The request> For the data below, work out how many lines contain the word "funds" and supply only that number.

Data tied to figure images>
>>>>>

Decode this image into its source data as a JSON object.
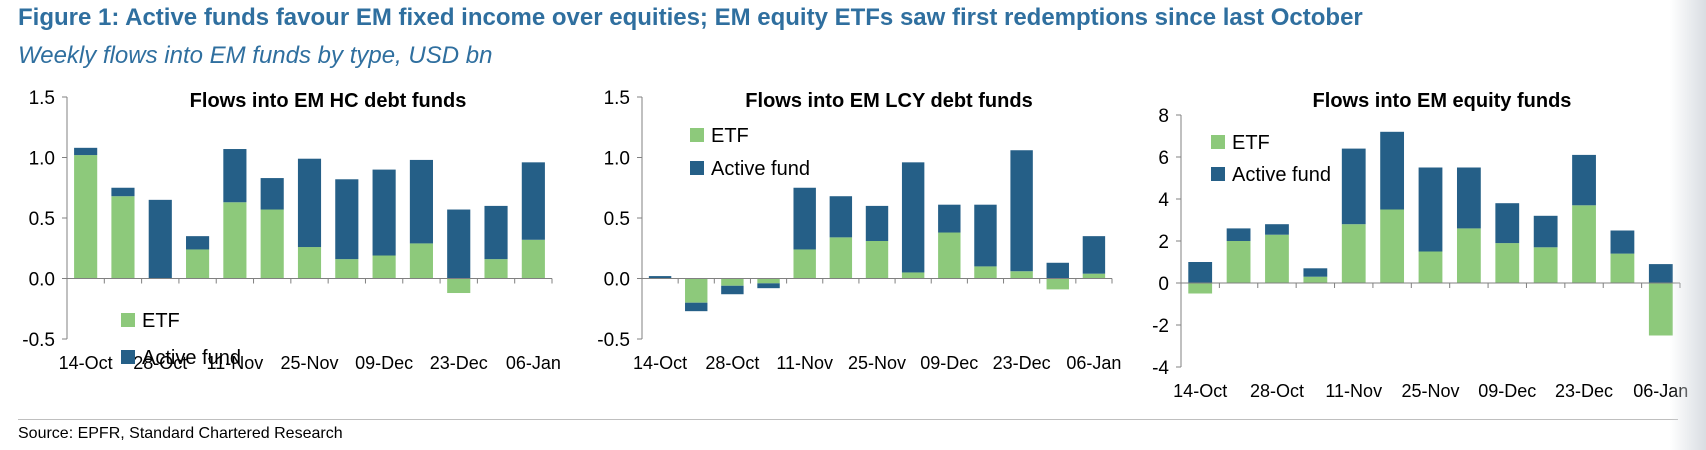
{
  "figure": {
    "title": "Figure 1: Active funds favour EM fixed income over equities; EM equity ETFs saw first redemptions since last October",
    "subtitle": "Weekly flows into EM funds by type, USD bn",
    "source": "Source: EPFR, Standard Chartered Research"
  },
  "colors": {
    "etf": "#8dc97b",
    "active": "#255f87",
    "axis": "#808080",
    "title": "#2f6f9f"
  },
  "chart_data": [
    {
      "type": "bar",
      "stacked": true,
      "title": "Flows into EM HC debt funds",
      "ylim": [
        -0.5,
        1.5
      ],
      "yticks": [
        "1.5",
        "1.0",
        "0.5",
        "0.0",
        "-0.5"
      ],
      "ytick_values": [
        1.5,
        1.0,
        0.5,
        0.0,
        -0.5
      ],
      "xtick_labels": [
        "14-Oct",
        "28-Oct",
        "11-Nov",
        "25-Nov",
        "09-Dec",
        "23-Dec",
        "06-Jan"
      ],
      "legend_position": "bottom-left",
      "series": [
        {
          "name": "ETF",
          "values": [
            1.02,
            0.68,
            0.0,
            0.24,
            0.63,
            0.57,
            0.26,
            0.16,
            0.19,
            0.29,
            -0.12,
            0.16,
            0.32
          ]
        },
        {
          "name": "Active fund",
          "values": [
            0.06,
            0.07,
            0.65,
            0.11,
            0.44,
            0.26,
            0.73,
            0.66,
            0.71,
            0.69,
            0.57,
            0.44,
            0.64
          ]
        }
      ]
    },
    {
      "type": "bar",
      "stacked": true,
      "title": "Flows into EM LCY debt funds",
      "ylim": [
        -0.5,
        1.5
      ],
      "yticks": [
        "1.5",
        "1.0",
        "0.5",
        "0.0",
        "-0.5"
      ],
      "ytick_values": [
        1.5,
        1.0,
        0.5,
        0.0,
        -0.5
      ],
      "xtick_labels": [
        "14-Oct",
        "28-Oct",
        "11-Nov",
        "25-Nov",
        "09-Dec",
        "23-Dec",
        "06-Jan"
      ],
      "legend_position": "top-left",
      "series": [
        {
          "name": "ETF",
          "values": [
            0.0,
            -0.2,
            -0.06,
            -0.04,
            0.24,
            0.34,
            0.31,
            0.05,
            0.38,
            0.1,
            0.06,
            -0.09,
            0.04
          ]
        },
        {
          "name": "Active fund",
          "values": [
            0.02,
            -0.07,
            -0.07,
            -0.04,
            0.51,
            0.34,
            0.29,
            0.91,
            0.23,
            0.51,
            1.0,
            0.13,
            0.31
          ]
        }
      ]
    },
    {
      "type": "bar",
      "stacked": true,
      "title": "Flows into EM equity funds",
      "ylim": [
        -4,
        8
      ],
      "yticks": [
        "8",
        "6",
        "4",
        "2",
        "0",
        "-2",
        "-4"
      ],
      "ytick_values": [
        8,
        6,
        4,
        2,
        0,
        -2,
        -4
      ],
      "xtick_labels": [
        "14-Oct",
        "28-Oct",
        "11-Nov",
        "25-Nov",
        "09-Dec",
        "23-Dec",
        "06-Jan"
      ],
      "legend_position": "top-left",
      "series": [
        {
          "name": "ETF",
          "values": [
            -0.5,
            2.0,
            2.3,
            0.3,
            2.8,
            3.5,
            1.5,
            2.6,
            1.9,
            1.7,
            3.7,
            1.4,
            -2.5
          ]
        },
        {
          "name": "Active fund",
          "values": [
            1.0,
            0.6,
            0.5,
            0.4,
            3.6,
            3.7,
            4.0,
            2.9,
            1.9,
            1.5,
            2.4,
            1.1,
            0.9
          ]
        }
      ]
    }
  ]
}
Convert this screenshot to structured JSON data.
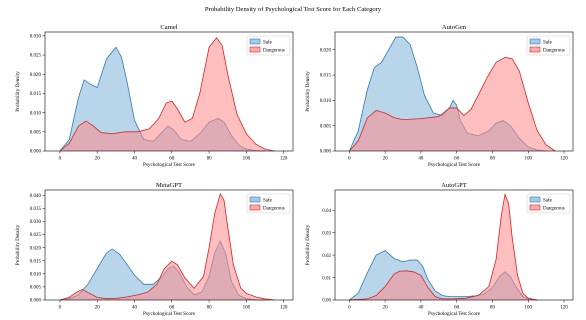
{
  "figure": {
    "title": "Probability Density of Psychological Test Score for Each Category"
  },
  "colors": {
    "safe_fill": "#7fb3d9",
    "safe_line": "#2b7bbb",
    "dangerous_fill": "#ff8a8a",
    "dangerous_line": "#e01f1f"
  },
  "chart_data": [
    {
      "type": "area",
      "title": "Camel",
      "xlabel": "Psychological Test Score",
      "ylabel": "Probability Density",
      "xlim": [
        -8,
        125
      ],
      "ylim": [
        0,
        0.031
      ],
      "xticks": [
        0,
        20,
        40,
        60,
        80,
        100,
        120
      ],
      "yticks": [
        0.0,
        0.005,
        0.01,
        0.015,
        0.02,
        0.025,
        0.03
      ],
      "ytick_labels": [
        "0.000",
        "0.005",
        "0.010",
        "0.015",
        "0.020",
        "0.025",
        "0.030"
      ],
      "legend": "top-right",
      "series": [
        {
          "name": "Safe",
          "x": [
            0,
            5,
            10,
            13,
            16,
            20,
            25,
            30,
            33,
            36,
            40,
            45,
            50,
            55,
            58,
            61,
            65,
            70,
            75,
            80,
            85,
            88,
            92,
            96,
            100,
            105,
            110
          ],
          "y": [
            0,
            0.003,
            0.014,
            0.0185,
            0.0175,
            0.0165,
            0.024,
            0.027,
            0.0245,
            0.018,
            0.008,
            0.003,
            0.0025,
            0.005,
            0.0065,
            0.0055,
            0.003,
            0.0025,
            0.0045,
            0.0075,
            0.0085,
            0.0075,
            0.004,
            0.0015,
            0.0005,
            0.0001,
            0
          ]
        },
        {
          "name": "Dangerous",
          "x": [
            0,
            5,
            10,
            14,
            18,
            22,
            28,
            35,
            42,
            48,
            53,
            57,
            60,
            63,
            67,
            71,
            75,
            80,
            84,
            87,
            90,
            95,
            100,
            105,
            110,
            115
          ],
          "y": [
            0,
            0.002,
            0.0065,
            0.0078,
            0.0065,
            0.0048,
            0.0045,
            0.005,
            0.005,
            0.0058,
            0.0085,
            0.0125,
            0.013,
            0.011,
            0.0075,
            0.0085,
            0.015,
            0.027,
            0.0295,
            0.0275,
            0.02,
            0.0095,
            0.0045,
            0.0018,
            0.0005,
            0
          ]
        }
      ]
    },
    {
      "type": "area",
      "title": "AutoGen",
      "xlabel": "Psychological Test Score",
      "ylabel": "Probability Density",
      "xlim": [
        -8,
        125
      ],
      "ylim": [
        0,
        0.0235
      ],
      "xticks": [
        0,
        20,
        40,
        60,
        80,
        100,
        120
      ],
      "yticks": [
        0.0,
        0.005,
        0.01,
        0.015,
        0.02
      ],
      "ytick_labels": [
        "0.000",
        "0.005",
        "0.010",
        "0.015",
        "0.020"
      ],
      "legend": "top-right",
      "series": [
        {
          "name": "Safe",
          "x": [
            0,
            5,
            10,
            14,
            18,
            22,
            26,
            30,
            34,
            38,
            42,
            47,
            52,
            56,
            58,
            60,
            62,
            66,
            72,
            78,
            82,
            86,
            90,
            95,
            100,
            105,
            110
          ],
          "y": [
            0,
            0.004,
            0.012,
            0.0165,
            0.0175,
            0.02,
            0.0225,
            0.0225,
            0.021,
            0.0165,
            0.011,
            0.0075,
            0.007,
            0.0085,
            0.01,
            0.009,
            0.006,
            0.0035,
            0.003,
            0.004,
            0.0055,
            0.006,
            0.005,
            0.0025,
            0.0008,
            0.0002,
            0
          ]
        },
        {
          "name": "Dangerous",
          "x": [
            0,
            5,
            10,
            15,
            20,
            25,
            30,
            40,
            50,
            56,
            60,
            64,
            68,
            72,
            77,
            82,
            87,
            91,
            95,
            100,
            105,
            110,
            115
          ],
          "y": [
            0,
            0.002,
            0.0065,
            0.008,
            0.0075,
            0.0066,
            0.0062,
            0.0064,
            0.0068,
            0.0085,
            0.0085,
            0.007,
            0.0082,
            0.011,
            0.0145,
            0.0175,
            0.0185,
            0.0182,
            0.0158,
            0.0095,
            0.004,
            0.0012,
            0
          ]
        }
      ]
    },
    {
      "type": "area",
      "title": "MetaGPT",
      "xlabel": "Psychological Test Score",
      "ylabel": "Probability Density",
      "xlim": [
        -8,
        125
      ],
      "ylim": [
        0,
        0.042
      ],
      "xticks": [
        0,
        20,
        40,
        60,
        80,
        100,
        120
      ],
      "yticks": [
        0.0,
        0.005,
        0.01,
        0.015,
        0.02,
        0.025,
        0.03,
        0.035,
        0.04
      ],
      "ytick_labels": [
        "0.000",
        "0.005",
        "0.010",
        "0.015",
        "0.020",
        "0.025",
        "0.030",
        "0.035",
        "0.040"
      ],
      "legend": "top-right",
      "series": [
        {
          "name": "Safe",
          "x": [
            0,
            5,
            10,
            15,
            20,
            25,
            28,
            32,
            36,
            40,
            45,
            50,
            55,
            58,
            61,
            64,
            68,
            72,
            76,
            80,
            83,
            86,
            89,
            92,
            96,
            100,
            105,
            110
          ],
          "y": [
            0,
            0.0005,
            0.002,
            0.006,
            0.012,
            0.018,
            0.0195,
            0.0175,
            0.0135,
            0.0095,
            0.006,
            0.006,
            0.009,
            0.012,
            0.013,
            0.0105,
            0.005,
            0.002,
            0.003,
            0.009,
            0.018,
            0.0225,
            0.0175,
            0.007,
            0.0018,
            0.0005,
            0.0001,
            0
          ]
        },
        {
          "name": "Dangerous",
          "x": [
            0,
            5,
            9,
            12,
            16,
            20,
            25,
            30,
            36,
            42,
            47,
            52,
            56,
            60,
            63,
            67,
            72,
            77,
            80,
            83,
            86,
            88,
            90,
            93,
            97,
            100,
            105,
            110,
            115
          ],
          "y": [
            0,
            0.001,
            0.003,
            0.004,
            0.0025,
            0.001,
            0.0005,
            0.0006,
            0.0012,
            0.002,
            0.003,
            0.006,
            0.012,
            0.0148,
            0.0135,
            0.0085,
            0.0045,
            0.009,
            0.02,
            0.033,
            0.0405,
            0.038,
            0.028,
            0.0135,
            0.0045,
            0.0025,
            0.0012,
            0.0004,
            0
          ]
        }
      ]
    },
    {
      "type": "area",
      "title": "AutoGPT",
      "xlabel": "Psychological Test Score",
      "ylabel": "Probability Density",
      "xlim": [
        -8,
        125
      ],
      "ylim": [
        0,
        0.049
      ],
      "xticks": [
        0,
        20,
        40,
        60,
        80,
        100,
        120
      ],
      "yticks": [
        0.0,
        0.01,
        0.02,
        0.03,
        0.04
      ],
      "ytick_labels": [
        "0.00",
        "0.01",
        "0.02",
        "0.03",
        "0.04"
      ],
      "legend": "top-right",
      "series": [
        {
          "name": "Safe",
          "x": [
            0,
            5,
            10,
            15,
            20,
            25,
            30,
            34,
            38,
            41,
            44,
            48,
            52,
            56,
            60,
            65,
            70,
            75,
            80,
            84,
            87,
            90,
            93,
            97,
            100,
            105
          ],
          "y": [
            0,
            0.003,
            0.012,
            0.02,
            0.022,
            0.0185,
            0.017,
            0.0178,
            0.0178,
            0.015,
            0.009,
            0.004,
            0.002,
            0.0015,
            0.0015,
            0.0015,
            0.0018,
            0.0025,
            0.0055,
            0.0105,
            0.0125,
            0.0105,
            0.006,
            0.0015,
            0.0004,
            0
          ]
        },
        {
          "name": "Dangerous",
          "x": [
            0,
            10,
            15,
            20,
            25,
            28,
            32,
            36,
            40,
            44,
            48,
            52,
            58,
            65,
            72,
            78,
            82,
            85,
            87,
            89,
            91,
            94,
            97,
            100,
            105
          ],
          "y": [
            0,
            0.0005,
            0.002,
            0.006,
            0.0115,
            0.0128,
            0.013,
            0.0125,
            0.011,
            0.0055,
            0.0015,
            0.0005,
            0.0005,
            0.0008,
            0.002,
            0.006,
            0.018,
            0.038,
            0.047,
            0.043,
            0.028,
            0.011,
            0.003,
            0.0008,
            0
          ]
        }
      ]
    }
  ]
}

<<<<<

Answer to the task> 5